Stored items:
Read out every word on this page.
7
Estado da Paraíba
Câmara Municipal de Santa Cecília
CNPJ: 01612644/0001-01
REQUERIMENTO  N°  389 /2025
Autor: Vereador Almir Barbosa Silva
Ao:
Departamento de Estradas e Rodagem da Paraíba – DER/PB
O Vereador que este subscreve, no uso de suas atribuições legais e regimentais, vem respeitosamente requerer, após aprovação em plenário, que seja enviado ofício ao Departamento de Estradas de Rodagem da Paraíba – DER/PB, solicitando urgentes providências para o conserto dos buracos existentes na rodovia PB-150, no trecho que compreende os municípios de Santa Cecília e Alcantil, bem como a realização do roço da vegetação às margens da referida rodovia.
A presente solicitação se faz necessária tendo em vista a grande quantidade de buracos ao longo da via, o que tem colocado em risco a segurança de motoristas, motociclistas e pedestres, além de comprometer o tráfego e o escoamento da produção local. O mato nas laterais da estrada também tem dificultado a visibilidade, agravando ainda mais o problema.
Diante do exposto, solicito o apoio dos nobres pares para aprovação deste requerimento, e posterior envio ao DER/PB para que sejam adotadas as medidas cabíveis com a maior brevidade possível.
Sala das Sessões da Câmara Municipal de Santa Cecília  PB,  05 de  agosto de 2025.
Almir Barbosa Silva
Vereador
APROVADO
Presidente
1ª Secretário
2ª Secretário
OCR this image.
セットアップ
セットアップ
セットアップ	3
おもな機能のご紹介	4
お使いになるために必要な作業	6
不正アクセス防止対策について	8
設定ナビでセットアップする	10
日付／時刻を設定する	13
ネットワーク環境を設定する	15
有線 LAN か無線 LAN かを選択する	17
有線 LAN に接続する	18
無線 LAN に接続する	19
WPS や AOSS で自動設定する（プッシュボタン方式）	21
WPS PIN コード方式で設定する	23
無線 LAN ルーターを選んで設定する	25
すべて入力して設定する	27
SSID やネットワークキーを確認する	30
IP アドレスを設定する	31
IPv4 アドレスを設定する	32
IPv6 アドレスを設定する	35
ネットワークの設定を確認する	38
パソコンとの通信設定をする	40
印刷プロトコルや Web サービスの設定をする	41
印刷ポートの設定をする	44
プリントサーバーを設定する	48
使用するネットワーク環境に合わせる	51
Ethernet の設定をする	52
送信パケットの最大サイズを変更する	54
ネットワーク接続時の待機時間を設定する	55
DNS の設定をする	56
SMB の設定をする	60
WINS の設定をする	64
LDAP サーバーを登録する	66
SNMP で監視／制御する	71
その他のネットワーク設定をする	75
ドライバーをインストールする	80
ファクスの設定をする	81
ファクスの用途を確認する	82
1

**Short task**. Type out the entries again, word for word.

**Problem solution**.
Read out every word on this page.
7
Estado da Paraíba
Câmara Municipal de Santa Cecília
CNPJ: 01612644/0001-01
REQUERIMENTO  N°  389 /2025
Autor: Vereador Almir Barbosa Silva
Ao:
Departamento de Estradas e Rodagem da Paraíba – DER/PB
O Vereador que este subscreve, no uso de suas atribuições legais e regimentais, vem respeitosamente requerer, após aprovação em plenário, que seja enviado ofício ao Departamento de Estradas de Rodagem da Paraíba – DER/PB, solicitando urgentes providências para o conserto dos buracos existentes na rodovia PB-150, no trecho que compreende os municípios de Santa Cecília e Alcantil, bem como a realização do roço da vegetação às margens da referida rodovia.
A presente solicitação se faz necessária tendo em vista a grande quantidade de buracos ao longo da via, o que tem colocado em risco a segurança de motoristas, motociclistas e pedestres, além de comprometer o tráfego e o escoamento da produção local. O mato nas laterais da estrada também tem dificultado a visibilidade, agravando ainda mais o problema.
Diante do exposto, solicito o apoio dos nobres pares para aprovação deste requerimento, e posterior envio ao DER/PB para que sejam adotadas as medidas cabíveis com a maior brevidade possível.
Sala das Sessões da Câmara Municipal de Santa Cecília  PB,  05 de  agosto de 2025.
Almir Barbosa Silva
Vereador
APROVADO
Presidente
1ª Secretário
2ª Secretário
OCR this image.
セットアップ
セットアップ
セットアップ	3
おもな機能のご紹介	4
お使いになるために必要な作業	6
不正アクセス防止対策について	8
設定ナビでセットアップする	10
日付／時刻を設定する	13
ネットワーク環境を設定する	15
有線 LAN か無線 LAN かを選択する	17
有線 LAN に接続する	18
無線 LAN に接続する	19
WPS や AOSS で自動設定する（プッシュボタン方式）	21
WPS PIN コード方式で設定する	23
無線 LAN ルーターを選んで設定する	25
すべて入力して設定する	27
SSID やネットワークキーを確認する	30
IP アドレスを設定する	31
IPv4 アドレスを設定する	32
IPv6 アドレスを設定する	35
ネットワークの設定を確認する	38
パソコンとの通信設定をする	40
印刷プロトコルや Web サービスの設定をする	41
印刷ポートの設定をする	44
プリントサーバーを設定する	48
使用するネットワーク環境に合わせる	51
Ethernet の設定をする	52
送信パケットの最大サイズを変更する	54
ネットワーク接続時の待機時間を設定する	55
DNS の設定をする	56
SMB の設定をする	60
WINS の設定をする	64
LDAP サーバーを登録する	66
SNMP で監視／制御する	71
その他のネットワーク設定をする	75
ドライバーをインストールする	80
ファクスの設定をする	81
ファクスの用途を確認する	82
1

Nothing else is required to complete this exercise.